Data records
## start
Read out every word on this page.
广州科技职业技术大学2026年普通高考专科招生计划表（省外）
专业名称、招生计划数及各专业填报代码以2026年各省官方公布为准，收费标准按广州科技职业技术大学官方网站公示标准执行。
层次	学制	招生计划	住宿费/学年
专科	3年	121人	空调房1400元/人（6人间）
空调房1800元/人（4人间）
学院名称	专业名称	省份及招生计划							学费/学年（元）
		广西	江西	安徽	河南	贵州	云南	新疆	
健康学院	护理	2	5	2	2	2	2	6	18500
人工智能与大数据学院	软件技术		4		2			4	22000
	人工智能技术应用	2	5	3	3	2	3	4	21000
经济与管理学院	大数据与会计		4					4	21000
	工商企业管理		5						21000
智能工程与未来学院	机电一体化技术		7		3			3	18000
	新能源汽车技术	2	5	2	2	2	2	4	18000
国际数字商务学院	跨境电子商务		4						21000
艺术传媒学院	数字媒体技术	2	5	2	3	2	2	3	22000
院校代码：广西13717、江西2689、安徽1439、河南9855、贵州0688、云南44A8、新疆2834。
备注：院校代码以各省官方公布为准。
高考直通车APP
## end
• [YOUR INSTRUCTIONS]
Retype the data in full and match it exactly.

• [RESULT BELOW]
Read out every word on this page.
广州科技职业技术大学2026年普通高考专科招生计划表（省外）
专业名称、招生计划数及各专业填报代码以2026年各省官方公布为准，收费标准按广州科技职业技术大学官方网站公示标准执行。
层次	学制	招生计划	住宿费/学年
专科	3年	121人	空调房1400元/人（6人间）
空调房1800元/人（4人间）
学院名称	专业名称	省份及招生计划							学费/学年（元）
		广西	江西	安徽	河南	贵州	云南	新疆	
健康学院	护理	2	5	2	2	2	2	6	18500
人工智能与大数据学院	软件技术		4		2			4	22000
	人工智能技术应用	2	5	3	3	2	3	4	21000
经济与管理学院	大数据与会计		4					4	21000
	工商企业管理		5						21000
智能工程与未来学院	机电一体化技术		7		3			3	18000
	新能源汽车技术	2	5	2	2	2	2	4	18000
国际数字商务学院	跨境电子商务		4						21000
艺术传媒学院	数字媒体技术	2	5	2	3	2	2	3	22000
院校代码：广西13717、江西2689、安徽1439、河南9855、贵州0688、云南44A8、新疆2834。
备注：院校代码以各省官方公布为准。
高考直通车APP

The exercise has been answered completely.